Dataset rows -
+ + + + + + +

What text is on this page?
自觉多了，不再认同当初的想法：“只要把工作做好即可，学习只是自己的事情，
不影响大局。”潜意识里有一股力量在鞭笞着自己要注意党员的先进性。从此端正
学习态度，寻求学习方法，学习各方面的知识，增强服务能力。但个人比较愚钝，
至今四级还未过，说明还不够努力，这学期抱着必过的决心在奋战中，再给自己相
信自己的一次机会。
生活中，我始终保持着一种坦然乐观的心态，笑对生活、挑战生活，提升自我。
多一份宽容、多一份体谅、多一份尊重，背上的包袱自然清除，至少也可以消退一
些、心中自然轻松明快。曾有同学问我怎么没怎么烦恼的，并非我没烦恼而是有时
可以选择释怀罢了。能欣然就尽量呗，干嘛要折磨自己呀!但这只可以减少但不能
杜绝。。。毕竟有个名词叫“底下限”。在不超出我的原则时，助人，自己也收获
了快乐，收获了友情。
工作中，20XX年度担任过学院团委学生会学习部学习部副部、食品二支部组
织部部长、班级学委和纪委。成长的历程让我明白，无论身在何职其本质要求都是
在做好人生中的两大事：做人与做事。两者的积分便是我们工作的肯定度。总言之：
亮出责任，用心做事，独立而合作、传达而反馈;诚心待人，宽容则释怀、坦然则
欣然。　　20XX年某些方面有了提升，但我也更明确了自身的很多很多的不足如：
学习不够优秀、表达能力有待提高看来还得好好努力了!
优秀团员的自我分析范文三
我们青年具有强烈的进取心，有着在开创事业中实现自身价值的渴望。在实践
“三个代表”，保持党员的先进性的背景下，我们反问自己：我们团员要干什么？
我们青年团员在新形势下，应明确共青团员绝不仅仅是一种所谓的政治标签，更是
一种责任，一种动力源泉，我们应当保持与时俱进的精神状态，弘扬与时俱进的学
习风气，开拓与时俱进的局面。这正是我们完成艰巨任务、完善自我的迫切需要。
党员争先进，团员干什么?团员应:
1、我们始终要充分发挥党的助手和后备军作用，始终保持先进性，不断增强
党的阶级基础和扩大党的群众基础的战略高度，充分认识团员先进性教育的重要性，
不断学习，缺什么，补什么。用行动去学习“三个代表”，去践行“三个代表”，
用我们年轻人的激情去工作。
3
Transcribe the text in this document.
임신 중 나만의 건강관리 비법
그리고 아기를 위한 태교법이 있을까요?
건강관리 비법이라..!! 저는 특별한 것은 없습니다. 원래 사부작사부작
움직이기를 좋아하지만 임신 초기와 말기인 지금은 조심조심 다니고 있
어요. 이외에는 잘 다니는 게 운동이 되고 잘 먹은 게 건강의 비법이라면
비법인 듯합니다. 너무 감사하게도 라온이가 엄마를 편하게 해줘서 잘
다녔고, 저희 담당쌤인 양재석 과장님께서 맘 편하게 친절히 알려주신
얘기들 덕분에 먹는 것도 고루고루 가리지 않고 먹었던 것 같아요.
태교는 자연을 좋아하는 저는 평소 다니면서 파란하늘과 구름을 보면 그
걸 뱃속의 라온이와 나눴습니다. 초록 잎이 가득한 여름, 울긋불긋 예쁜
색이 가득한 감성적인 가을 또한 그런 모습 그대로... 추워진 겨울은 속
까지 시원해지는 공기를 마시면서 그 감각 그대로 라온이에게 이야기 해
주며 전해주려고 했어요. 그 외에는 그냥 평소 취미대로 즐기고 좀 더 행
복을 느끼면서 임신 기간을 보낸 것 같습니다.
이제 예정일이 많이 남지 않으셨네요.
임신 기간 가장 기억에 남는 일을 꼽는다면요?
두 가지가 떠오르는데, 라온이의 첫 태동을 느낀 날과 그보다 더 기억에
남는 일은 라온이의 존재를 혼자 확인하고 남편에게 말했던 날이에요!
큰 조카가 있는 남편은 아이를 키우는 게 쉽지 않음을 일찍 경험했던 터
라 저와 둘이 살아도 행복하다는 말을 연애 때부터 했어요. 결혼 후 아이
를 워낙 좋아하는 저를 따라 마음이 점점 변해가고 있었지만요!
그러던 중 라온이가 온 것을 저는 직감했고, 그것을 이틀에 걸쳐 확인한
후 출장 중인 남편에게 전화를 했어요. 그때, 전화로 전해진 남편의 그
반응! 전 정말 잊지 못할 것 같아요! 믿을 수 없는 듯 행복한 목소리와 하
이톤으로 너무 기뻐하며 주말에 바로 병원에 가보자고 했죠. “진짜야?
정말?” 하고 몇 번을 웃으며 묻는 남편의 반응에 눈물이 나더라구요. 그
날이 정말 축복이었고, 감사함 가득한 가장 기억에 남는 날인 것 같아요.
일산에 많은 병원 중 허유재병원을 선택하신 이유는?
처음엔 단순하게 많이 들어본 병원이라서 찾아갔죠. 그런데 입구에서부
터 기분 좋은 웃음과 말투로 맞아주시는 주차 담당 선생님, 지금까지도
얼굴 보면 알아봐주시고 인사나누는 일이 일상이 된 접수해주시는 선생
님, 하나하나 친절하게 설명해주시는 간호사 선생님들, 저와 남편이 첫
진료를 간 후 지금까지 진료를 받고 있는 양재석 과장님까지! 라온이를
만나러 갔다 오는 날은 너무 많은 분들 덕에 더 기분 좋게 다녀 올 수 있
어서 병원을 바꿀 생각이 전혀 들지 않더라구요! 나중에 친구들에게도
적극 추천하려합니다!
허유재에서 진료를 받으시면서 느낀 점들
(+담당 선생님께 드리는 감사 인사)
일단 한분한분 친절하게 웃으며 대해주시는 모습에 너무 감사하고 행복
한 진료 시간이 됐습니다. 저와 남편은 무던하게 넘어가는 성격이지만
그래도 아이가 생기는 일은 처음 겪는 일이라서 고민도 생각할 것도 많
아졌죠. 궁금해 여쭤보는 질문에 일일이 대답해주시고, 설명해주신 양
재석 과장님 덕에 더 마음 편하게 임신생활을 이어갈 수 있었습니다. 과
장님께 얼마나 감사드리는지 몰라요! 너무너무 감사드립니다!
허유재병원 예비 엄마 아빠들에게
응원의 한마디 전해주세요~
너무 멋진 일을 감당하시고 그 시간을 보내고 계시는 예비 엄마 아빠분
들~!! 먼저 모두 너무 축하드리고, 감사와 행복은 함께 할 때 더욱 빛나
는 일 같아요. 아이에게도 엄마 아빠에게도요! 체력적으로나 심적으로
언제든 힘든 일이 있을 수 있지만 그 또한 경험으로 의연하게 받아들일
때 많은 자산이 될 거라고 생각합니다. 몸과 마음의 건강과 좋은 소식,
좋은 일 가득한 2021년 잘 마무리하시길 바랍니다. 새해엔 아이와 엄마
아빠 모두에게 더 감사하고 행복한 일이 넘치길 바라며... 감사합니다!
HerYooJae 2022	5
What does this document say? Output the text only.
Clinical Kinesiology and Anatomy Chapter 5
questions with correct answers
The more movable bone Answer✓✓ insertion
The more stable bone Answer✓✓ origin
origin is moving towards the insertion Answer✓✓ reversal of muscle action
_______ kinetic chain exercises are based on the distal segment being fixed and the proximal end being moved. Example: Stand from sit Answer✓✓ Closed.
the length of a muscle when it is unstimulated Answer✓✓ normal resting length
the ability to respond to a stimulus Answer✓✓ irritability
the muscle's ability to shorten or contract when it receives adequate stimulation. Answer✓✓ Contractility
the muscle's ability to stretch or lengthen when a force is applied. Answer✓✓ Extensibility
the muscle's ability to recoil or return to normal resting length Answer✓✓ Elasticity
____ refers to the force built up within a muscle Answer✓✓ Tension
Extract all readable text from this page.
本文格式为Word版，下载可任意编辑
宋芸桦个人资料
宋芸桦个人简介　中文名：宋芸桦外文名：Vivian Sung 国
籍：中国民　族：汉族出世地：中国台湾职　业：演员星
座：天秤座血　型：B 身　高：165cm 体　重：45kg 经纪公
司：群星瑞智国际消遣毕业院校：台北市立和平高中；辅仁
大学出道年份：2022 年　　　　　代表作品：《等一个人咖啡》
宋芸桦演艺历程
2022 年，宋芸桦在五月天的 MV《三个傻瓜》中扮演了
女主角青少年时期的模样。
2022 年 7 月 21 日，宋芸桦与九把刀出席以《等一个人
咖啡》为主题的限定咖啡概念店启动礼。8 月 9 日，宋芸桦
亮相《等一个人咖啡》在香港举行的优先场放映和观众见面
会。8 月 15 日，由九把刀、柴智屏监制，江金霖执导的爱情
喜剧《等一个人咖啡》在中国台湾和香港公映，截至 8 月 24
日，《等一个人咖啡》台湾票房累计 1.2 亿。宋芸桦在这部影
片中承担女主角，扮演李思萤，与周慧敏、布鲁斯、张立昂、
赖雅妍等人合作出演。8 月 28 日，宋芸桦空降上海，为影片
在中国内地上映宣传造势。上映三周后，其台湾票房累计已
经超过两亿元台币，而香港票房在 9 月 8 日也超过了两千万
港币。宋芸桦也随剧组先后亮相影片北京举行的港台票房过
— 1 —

+ + + + + + +

Directive -
For the records above, state how many lines include the string "남편에게", giving the number and nothing else.

Solution to this task -
2